- **Work to complete**
Copy every line in the records below that contains the word "skruvar".
========
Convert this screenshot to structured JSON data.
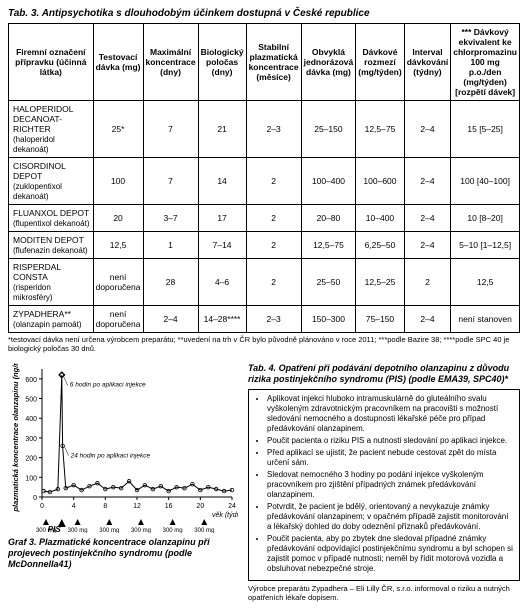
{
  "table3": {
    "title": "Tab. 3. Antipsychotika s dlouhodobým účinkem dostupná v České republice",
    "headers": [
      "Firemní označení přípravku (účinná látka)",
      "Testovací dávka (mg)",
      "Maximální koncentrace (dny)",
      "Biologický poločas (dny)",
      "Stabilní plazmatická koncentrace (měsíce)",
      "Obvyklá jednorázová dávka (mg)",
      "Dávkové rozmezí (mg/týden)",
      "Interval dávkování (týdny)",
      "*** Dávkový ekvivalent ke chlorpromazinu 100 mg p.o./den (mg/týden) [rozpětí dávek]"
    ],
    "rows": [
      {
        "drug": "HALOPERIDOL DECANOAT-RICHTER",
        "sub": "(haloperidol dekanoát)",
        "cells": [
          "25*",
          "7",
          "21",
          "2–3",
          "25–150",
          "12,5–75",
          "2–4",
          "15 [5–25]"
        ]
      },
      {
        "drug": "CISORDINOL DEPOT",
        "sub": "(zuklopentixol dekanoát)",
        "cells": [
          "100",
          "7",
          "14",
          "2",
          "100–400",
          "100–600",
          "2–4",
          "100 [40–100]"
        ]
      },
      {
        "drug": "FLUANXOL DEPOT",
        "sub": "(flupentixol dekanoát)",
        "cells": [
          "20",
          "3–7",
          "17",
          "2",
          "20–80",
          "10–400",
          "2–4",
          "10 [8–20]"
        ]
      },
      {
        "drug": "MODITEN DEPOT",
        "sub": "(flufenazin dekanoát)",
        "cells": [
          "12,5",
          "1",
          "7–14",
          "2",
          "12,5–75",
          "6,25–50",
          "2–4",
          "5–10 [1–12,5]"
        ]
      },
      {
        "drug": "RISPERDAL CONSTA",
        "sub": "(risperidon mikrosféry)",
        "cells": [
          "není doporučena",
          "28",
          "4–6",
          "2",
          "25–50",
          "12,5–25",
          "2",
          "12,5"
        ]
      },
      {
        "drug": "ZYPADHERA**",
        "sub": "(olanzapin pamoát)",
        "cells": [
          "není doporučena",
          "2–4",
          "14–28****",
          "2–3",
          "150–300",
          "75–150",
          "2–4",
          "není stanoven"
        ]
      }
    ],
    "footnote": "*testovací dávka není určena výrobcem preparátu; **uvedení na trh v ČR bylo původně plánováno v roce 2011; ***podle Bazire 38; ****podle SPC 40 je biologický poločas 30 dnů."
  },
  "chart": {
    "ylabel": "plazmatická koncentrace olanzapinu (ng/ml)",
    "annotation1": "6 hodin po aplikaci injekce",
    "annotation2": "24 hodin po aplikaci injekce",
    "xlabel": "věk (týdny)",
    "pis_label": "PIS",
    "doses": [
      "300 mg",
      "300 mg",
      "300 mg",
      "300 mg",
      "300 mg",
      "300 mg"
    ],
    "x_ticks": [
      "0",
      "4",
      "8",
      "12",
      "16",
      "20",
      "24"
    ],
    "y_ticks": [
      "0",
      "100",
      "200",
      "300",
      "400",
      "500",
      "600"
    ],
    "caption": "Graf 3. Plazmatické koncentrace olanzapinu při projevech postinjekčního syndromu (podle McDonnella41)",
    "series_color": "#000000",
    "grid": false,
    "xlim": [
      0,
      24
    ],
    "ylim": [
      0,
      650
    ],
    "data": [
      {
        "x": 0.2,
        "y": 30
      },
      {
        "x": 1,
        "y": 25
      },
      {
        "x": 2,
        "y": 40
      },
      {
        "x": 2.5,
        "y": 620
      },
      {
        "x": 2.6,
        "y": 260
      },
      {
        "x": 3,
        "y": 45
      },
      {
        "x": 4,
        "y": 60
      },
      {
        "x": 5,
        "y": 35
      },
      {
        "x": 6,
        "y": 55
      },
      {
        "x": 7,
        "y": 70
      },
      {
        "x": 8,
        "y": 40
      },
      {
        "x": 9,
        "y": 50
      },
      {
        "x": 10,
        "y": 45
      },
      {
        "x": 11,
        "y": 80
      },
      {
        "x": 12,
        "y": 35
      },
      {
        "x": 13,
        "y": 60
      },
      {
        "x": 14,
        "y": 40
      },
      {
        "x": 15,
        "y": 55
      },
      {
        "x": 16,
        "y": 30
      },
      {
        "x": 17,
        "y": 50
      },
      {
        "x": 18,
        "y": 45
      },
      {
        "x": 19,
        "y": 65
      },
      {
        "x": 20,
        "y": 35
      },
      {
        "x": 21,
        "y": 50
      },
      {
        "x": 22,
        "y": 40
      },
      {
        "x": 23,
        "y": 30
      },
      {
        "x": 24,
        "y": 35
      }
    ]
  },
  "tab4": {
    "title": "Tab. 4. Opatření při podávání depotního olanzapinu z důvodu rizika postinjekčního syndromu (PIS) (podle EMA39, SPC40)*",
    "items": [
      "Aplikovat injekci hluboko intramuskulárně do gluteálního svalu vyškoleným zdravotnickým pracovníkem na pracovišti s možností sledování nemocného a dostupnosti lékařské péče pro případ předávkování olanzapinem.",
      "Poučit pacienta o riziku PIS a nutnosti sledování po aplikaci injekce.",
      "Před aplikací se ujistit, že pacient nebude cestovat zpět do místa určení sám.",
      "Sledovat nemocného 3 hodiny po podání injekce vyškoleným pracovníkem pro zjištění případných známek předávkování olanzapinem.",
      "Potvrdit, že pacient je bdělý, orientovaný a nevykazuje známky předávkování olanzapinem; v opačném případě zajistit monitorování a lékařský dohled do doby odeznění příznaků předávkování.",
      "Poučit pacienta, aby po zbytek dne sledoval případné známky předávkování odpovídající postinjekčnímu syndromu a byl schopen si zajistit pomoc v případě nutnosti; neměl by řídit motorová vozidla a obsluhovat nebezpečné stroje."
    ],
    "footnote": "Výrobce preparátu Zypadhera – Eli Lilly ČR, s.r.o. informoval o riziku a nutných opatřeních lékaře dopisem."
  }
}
========
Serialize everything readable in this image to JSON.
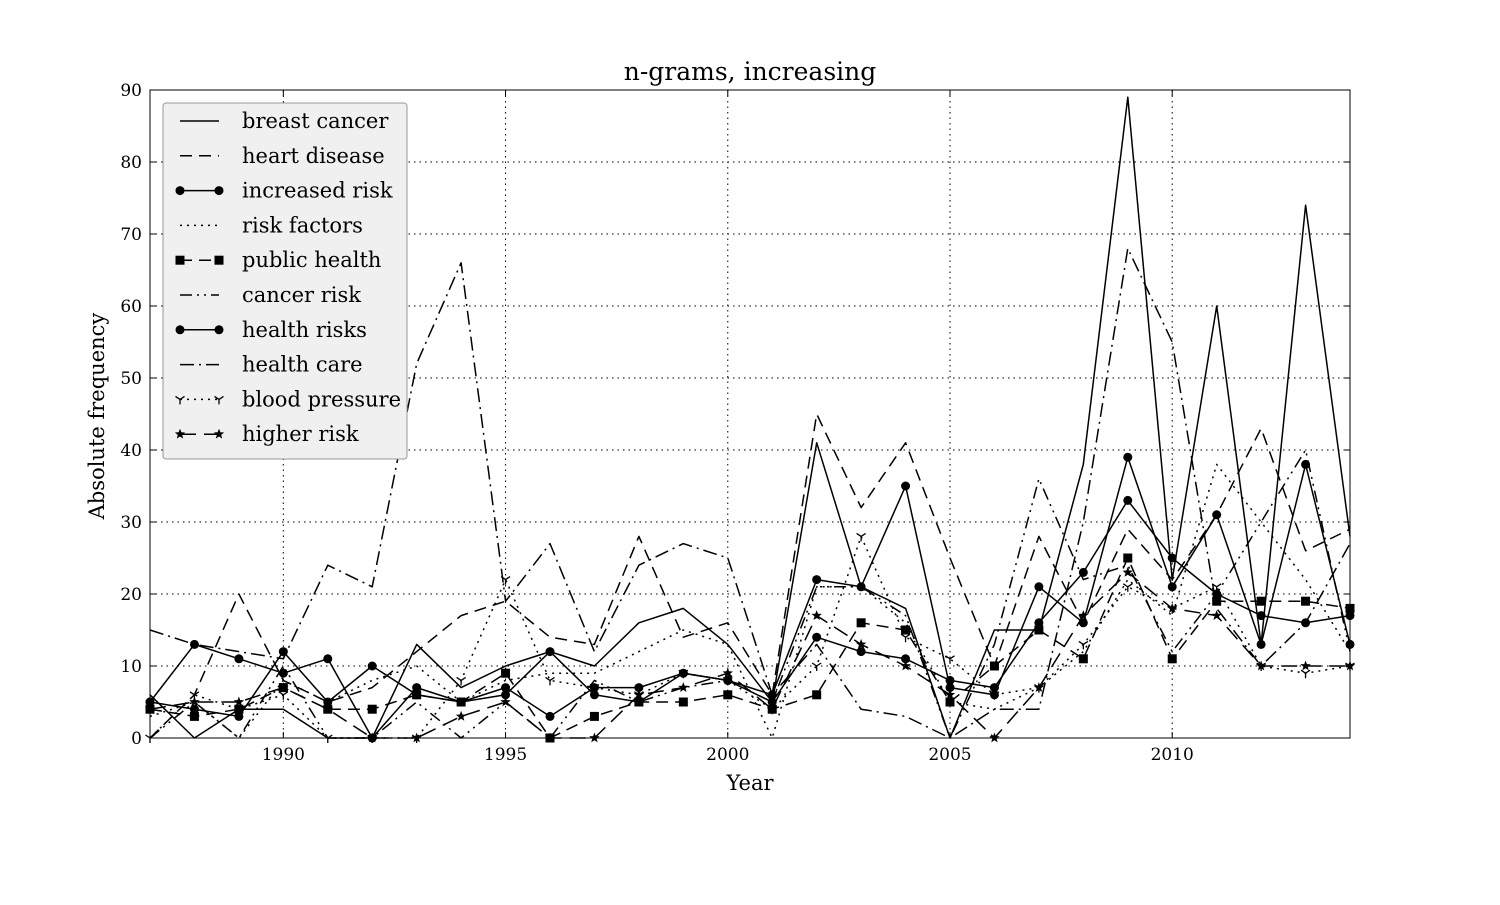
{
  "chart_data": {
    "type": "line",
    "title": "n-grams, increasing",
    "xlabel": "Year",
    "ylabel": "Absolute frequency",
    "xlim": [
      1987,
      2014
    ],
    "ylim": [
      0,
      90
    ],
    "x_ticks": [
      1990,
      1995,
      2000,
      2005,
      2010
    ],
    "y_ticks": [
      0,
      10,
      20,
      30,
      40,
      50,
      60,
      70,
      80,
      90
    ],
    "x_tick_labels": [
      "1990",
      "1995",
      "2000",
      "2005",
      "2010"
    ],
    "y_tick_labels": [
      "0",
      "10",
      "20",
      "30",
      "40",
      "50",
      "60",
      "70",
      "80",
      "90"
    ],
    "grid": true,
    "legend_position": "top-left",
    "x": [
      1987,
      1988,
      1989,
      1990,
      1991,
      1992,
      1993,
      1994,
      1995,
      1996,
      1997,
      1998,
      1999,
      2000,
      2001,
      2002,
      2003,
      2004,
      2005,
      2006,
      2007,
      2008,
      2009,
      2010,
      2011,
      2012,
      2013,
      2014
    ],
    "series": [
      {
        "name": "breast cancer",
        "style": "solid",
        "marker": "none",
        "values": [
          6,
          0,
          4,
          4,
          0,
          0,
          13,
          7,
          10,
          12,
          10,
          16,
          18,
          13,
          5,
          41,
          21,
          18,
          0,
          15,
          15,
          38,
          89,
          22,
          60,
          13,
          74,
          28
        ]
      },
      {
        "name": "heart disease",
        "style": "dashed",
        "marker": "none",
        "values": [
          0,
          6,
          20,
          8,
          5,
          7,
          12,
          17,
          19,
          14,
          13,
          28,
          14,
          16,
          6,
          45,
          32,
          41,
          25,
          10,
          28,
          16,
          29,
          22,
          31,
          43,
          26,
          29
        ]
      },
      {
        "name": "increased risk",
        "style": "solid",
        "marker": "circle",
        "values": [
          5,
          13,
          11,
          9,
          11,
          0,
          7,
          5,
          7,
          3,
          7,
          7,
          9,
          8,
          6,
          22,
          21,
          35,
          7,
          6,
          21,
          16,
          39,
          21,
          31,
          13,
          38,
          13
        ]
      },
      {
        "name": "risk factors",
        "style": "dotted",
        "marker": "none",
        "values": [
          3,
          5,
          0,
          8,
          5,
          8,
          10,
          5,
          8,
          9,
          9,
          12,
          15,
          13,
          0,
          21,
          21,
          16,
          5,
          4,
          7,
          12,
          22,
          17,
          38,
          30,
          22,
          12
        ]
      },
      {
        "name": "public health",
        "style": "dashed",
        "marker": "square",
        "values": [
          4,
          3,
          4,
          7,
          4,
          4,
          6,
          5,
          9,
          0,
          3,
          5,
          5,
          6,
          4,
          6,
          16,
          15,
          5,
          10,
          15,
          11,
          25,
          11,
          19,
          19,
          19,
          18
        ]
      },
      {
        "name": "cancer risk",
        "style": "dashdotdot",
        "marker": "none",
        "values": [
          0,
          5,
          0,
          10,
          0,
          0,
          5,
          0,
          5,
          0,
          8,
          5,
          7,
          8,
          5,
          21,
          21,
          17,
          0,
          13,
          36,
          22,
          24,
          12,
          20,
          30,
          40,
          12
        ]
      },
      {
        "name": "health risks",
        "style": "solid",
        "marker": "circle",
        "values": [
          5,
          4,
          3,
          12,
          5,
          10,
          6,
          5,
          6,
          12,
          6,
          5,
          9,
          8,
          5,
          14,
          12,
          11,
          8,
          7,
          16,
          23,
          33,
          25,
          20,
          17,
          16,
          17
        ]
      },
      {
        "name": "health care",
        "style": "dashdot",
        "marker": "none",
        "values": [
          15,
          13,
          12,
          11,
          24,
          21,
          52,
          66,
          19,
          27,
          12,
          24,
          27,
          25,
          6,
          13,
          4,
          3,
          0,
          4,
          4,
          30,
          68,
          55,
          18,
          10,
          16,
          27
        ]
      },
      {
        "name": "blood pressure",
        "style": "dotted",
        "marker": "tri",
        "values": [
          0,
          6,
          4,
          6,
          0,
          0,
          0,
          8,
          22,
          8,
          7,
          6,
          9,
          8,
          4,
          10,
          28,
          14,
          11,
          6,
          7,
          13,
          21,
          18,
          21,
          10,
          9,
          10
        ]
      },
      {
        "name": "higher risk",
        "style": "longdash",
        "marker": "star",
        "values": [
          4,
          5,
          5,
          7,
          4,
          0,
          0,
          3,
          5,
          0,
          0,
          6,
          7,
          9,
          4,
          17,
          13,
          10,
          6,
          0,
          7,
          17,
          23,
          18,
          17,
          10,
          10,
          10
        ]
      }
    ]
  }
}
========
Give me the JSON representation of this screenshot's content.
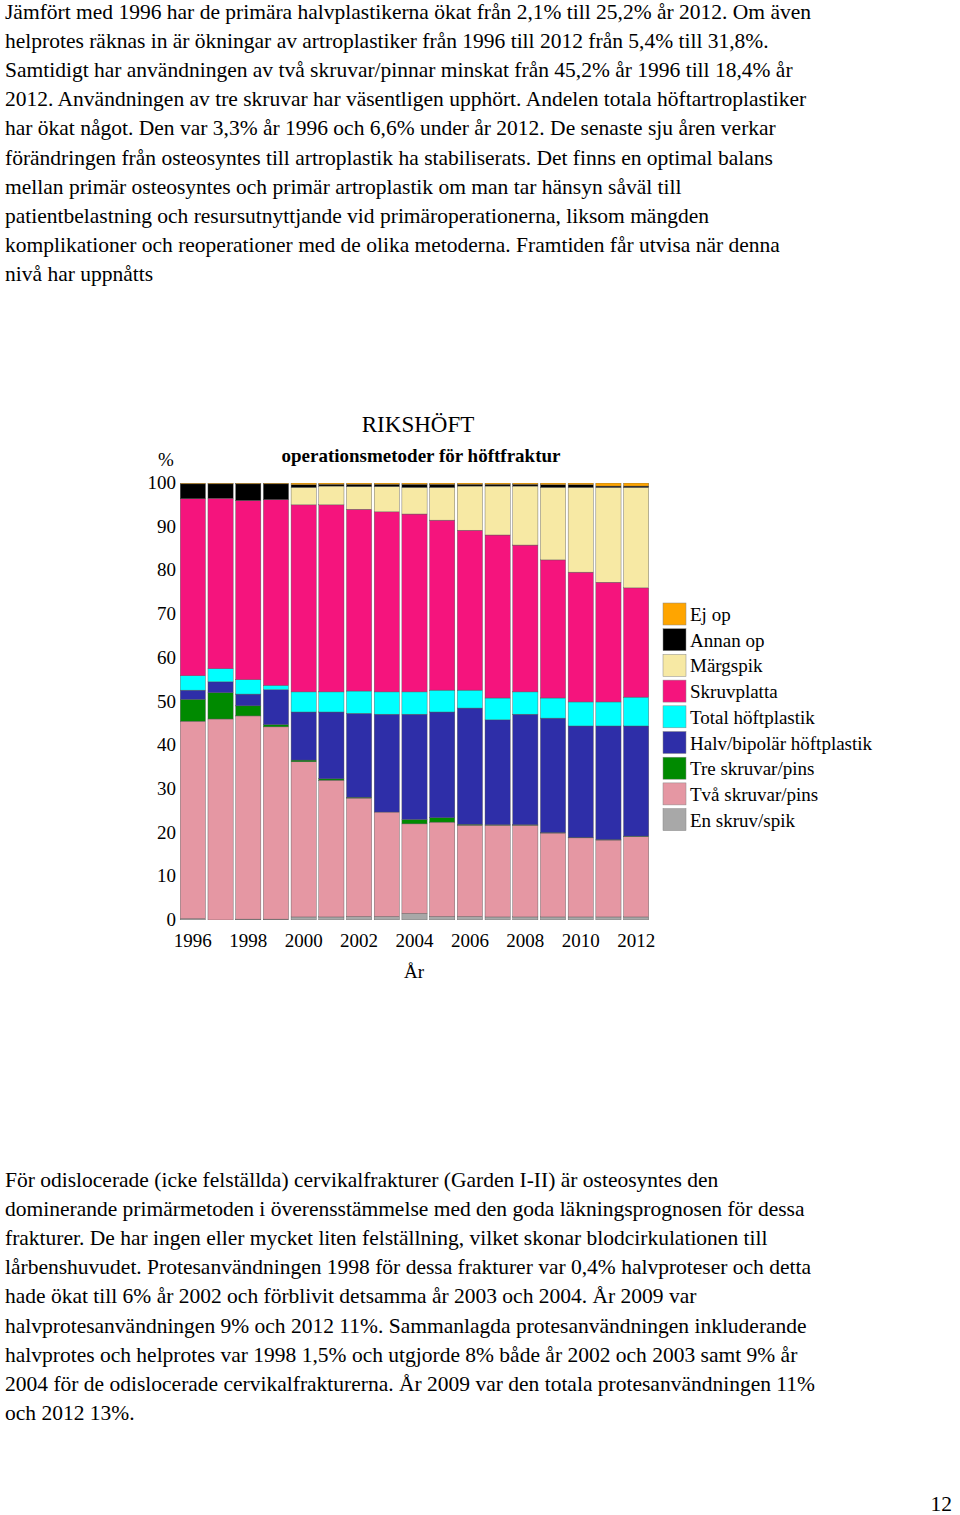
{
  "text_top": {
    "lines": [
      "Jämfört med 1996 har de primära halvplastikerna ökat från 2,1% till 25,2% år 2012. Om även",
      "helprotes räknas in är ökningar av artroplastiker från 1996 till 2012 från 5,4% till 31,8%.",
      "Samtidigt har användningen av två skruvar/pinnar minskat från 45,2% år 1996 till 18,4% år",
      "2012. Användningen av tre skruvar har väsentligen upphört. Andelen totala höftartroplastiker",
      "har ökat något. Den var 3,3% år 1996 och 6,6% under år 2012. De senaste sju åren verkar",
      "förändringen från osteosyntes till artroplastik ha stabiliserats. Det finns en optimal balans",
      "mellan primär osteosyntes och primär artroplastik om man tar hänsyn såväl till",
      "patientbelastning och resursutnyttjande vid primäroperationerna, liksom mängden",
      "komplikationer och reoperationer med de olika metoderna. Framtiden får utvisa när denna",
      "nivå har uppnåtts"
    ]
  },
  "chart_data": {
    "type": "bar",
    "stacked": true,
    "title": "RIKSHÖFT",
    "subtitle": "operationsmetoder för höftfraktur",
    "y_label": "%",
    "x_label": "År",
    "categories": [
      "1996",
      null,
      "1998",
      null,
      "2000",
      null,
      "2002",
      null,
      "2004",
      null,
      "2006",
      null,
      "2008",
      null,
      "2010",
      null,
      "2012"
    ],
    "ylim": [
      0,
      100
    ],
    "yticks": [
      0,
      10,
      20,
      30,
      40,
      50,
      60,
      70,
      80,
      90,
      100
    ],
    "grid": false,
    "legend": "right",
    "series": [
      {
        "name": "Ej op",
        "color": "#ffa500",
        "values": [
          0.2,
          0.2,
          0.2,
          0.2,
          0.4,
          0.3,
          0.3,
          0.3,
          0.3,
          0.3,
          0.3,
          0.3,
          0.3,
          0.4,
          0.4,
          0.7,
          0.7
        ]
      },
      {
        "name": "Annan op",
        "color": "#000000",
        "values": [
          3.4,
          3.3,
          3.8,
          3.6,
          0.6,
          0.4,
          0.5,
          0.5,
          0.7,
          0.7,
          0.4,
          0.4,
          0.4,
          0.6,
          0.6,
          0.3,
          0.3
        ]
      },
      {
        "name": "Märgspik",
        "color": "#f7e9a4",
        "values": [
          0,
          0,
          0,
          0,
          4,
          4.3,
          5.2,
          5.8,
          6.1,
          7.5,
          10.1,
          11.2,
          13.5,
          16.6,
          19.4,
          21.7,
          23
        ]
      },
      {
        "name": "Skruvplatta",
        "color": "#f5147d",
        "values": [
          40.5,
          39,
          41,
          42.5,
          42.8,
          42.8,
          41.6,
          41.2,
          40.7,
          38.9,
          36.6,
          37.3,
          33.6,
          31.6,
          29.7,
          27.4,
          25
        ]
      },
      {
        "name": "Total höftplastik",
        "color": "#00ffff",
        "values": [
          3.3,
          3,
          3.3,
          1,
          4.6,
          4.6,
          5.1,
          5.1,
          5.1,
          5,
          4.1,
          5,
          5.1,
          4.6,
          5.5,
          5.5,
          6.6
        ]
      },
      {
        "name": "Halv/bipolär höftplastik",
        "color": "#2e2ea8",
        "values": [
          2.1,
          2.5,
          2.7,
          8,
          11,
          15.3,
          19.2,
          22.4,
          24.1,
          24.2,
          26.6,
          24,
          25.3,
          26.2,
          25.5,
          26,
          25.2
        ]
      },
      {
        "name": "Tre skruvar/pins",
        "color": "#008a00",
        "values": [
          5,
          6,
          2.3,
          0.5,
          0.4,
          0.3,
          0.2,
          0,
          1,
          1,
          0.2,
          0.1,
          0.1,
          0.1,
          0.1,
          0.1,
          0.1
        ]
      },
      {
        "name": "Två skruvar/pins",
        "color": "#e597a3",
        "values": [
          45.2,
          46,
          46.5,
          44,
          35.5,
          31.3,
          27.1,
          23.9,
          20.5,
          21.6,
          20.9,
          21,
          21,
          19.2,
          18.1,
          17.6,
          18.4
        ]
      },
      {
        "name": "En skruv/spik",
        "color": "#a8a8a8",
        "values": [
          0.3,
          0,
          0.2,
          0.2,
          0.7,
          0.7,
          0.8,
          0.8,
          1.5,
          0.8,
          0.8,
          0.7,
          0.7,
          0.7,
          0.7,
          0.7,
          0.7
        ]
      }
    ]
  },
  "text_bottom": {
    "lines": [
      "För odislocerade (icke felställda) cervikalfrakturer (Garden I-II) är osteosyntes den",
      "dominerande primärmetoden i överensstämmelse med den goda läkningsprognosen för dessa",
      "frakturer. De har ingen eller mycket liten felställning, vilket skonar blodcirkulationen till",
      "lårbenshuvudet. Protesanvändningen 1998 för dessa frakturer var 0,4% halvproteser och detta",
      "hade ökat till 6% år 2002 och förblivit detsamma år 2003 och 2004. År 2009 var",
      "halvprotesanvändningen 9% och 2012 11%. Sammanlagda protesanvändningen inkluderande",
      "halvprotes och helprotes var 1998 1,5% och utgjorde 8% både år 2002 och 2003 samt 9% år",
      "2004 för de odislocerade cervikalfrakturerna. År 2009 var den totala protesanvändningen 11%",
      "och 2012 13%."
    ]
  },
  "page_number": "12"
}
========
- **Finished task**
      "Samtidigt har användningen av två skruvar/pinnar minskat från 45,2% år 1996 till 18,4% år",
      "2012. Användningen av tre skruvar har väsentligen upphört. Andelen totala höftartroplastiker",
        "name": "Tre skruvar/pins",
        "name": "Två skruvar/pins",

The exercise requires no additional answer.